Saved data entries
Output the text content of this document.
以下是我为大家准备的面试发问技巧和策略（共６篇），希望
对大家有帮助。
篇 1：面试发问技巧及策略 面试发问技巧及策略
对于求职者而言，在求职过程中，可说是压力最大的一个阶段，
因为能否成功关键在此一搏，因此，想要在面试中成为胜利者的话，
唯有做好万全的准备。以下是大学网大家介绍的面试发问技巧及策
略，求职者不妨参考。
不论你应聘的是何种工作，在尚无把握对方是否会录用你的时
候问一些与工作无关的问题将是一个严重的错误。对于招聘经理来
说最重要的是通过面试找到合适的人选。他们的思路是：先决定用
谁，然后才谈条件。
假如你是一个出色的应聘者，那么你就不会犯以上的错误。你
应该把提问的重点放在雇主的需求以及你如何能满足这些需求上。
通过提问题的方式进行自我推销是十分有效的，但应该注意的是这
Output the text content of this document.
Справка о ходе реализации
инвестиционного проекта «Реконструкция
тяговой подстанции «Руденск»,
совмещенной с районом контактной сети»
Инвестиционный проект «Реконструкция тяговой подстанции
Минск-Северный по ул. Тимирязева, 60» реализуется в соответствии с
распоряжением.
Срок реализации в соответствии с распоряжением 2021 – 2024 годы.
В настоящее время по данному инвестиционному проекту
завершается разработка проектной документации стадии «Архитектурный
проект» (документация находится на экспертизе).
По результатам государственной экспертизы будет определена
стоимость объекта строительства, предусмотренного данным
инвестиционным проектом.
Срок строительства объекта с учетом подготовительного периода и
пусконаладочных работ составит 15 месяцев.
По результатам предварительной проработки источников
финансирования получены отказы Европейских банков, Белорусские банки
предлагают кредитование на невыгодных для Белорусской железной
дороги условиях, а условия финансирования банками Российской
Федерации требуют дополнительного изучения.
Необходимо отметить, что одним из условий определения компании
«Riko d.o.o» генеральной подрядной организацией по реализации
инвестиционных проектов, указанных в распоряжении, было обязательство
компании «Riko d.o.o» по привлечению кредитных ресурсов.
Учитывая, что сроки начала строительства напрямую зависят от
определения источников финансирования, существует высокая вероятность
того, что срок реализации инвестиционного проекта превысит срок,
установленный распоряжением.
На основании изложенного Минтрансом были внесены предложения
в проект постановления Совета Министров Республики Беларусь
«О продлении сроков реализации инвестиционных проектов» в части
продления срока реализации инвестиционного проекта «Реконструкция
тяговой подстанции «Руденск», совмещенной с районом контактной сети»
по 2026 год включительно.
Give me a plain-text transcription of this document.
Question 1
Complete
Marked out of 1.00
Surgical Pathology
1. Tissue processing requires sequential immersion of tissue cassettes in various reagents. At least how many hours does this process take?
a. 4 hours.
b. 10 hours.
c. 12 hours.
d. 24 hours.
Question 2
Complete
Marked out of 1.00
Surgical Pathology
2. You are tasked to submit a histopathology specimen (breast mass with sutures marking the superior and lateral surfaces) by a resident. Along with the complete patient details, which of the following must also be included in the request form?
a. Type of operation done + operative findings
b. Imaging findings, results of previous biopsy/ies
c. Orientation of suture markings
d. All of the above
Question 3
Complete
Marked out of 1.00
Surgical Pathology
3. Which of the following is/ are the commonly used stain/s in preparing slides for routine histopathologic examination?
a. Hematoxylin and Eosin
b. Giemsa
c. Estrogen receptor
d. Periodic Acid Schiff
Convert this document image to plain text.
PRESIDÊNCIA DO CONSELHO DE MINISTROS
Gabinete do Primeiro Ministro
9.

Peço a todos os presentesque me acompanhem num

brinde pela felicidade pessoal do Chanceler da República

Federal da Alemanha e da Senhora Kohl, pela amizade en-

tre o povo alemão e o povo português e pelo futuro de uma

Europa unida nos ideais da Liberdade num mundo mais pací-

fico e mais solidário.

Directions
Copy all the records above precisely.

Full solution
Output the text content of this document.
以下是我为大家准备的面试发问技巧和策略（共６篇），希望
对大家有帮助。
篇 1：面试发问技巧及策略 面试发问技巧及策略
对于求职者而言，在求职过程中，可说是压力最大的一个阶段，
因为能否成功关键在此一搏，因此，想要在面试中成为胜利者的话，
唯有做好万全的准备。以下是大学网大家介绍的面试发问技巧及策
略，求职者不妨参考。
不论你应聘的是何种工作，在尚无把握对方是否会录用你的时
候问一些与工作无关的问题将是一个严重的错误。对于招聘经理来
说最重要的是通过面试找到合适的人选。他们的思路是：先决定用
谁，然后才谈条件。
假如你是一个出色的应聘者，那么你就不会犯以上的错误。你
应该把提问的重点放在雇主的需求以及你如何能满足这些需求上。
通过提问题的方式进行自我推销是十分有效的，但应该注意的是这
Output the text content of this document.
Справка о ходе реализации
инвестиционного проекта «Реконструкция
тяговой подстанции «Руденск»,
совмещенной с районом контактной сети»
Инвестиционный проект «Реконструкция тяговой подстанции
Минск-Северный по ул. Тимирязева, 60» реализуется в соответствии с
распоряжением.
Срок реализации в соответствии с распоряжением 2021 – 2024 годы.
В настоящее время по данному инвестиционному проекту
завершается разработка проектной документации стадии «Архитектурный
проект» (документация находится на экспертизе).
По результатам государственной экспертизы будет определена
стоимость объекта строительства, предусмотренного данным
инвестиционным проектом.
Срок строительства объекта с учетом подготовительного периода и
пусконаладочных работ составит 15 месяцев.
По результатам предварительной проработки источников
финансирования получены отказы Европейских банков, Белорусские банки
предлагают кредитование на невыгодных для Белорусской железной
дороги условиях, а условия финансирования банками Российской
Федерации требуют дополнительного изучения.
Необходимо отметить, что одним из условий определения компании
«Riko d.o.o» генеральной подрядной организацией по реализации
инвестиционных проектов, указанных в распоряжении, было обязательство
компании «Riko d.o.o» по привлечению кредитных ресурсов.
Учитывая, что сроки начала строительства напрямую зависят от
определения источников финансирования, существует высокая вероятность
того, что срок реализации инвестиционного проекта превысит срок,
установленный распоряжением.
На основании изложенного Минтрансом были внесены предложения
в проект постановления Совета Министров Республики Беларусь
«О продлении сроков реализации инвестиционных проектов» в части
продления срока реализации инвестиционного проекта «Реконструкция
тяговой подстанции «Руденск», совмещенной с районом контактной сети»
по 2026 год включительно.
Give me a plain-text transcription of this document.
Question 1
Complete
Marked out of 1.00
Surgical Pathology
1. Tissue processing requires sequential immersion of tissue cassettes in various reagents. At least how many hours does this process take?
a. 4 hours.
b. 10 hours.
c. 12 hours.
d. 24 hours.
Question 2
Complete
Marked out of 1.00
Surgical Pathology
2. You are tasked to submit a histopathology specimen (breast mass with sutures marking the superior and lateral surfaces) by a resident. Along with the complete patient details, which of the following must also be included in the request form?
a. Type of operation done + operative findings
b. Imaging findings, results of previous biopsy/ies
c. Orientation of suture markings
d. All of the above
Question 3
Complete
Marked out of 1.00
Surgical Pathology
3. Which of the following is/ are the commonly used stain/s in preparing slides for routine histopathologic examination?
a. Hematoxylin and Eosin
b. Giemsa
c. Estrogen receptor
d. Periodic Acid Schiff
Convert this document image to plain text.
PRESIDÊNCIA DO CONSELHO DE MINISTROS
Gabinete do Primeiro Ministro
9.

Peço a todos os presentesque me acompanhem num

brinde pela felicidade pessoal do Chanceler da República

Federal da Alemanha e da Senhora Kohl, pela amizade en-

tre o povo alemão e o povo português e pelo futuro de uma

Europa unida nos ideais da Liberdade num mundo mais pací-

fico e mais solidário.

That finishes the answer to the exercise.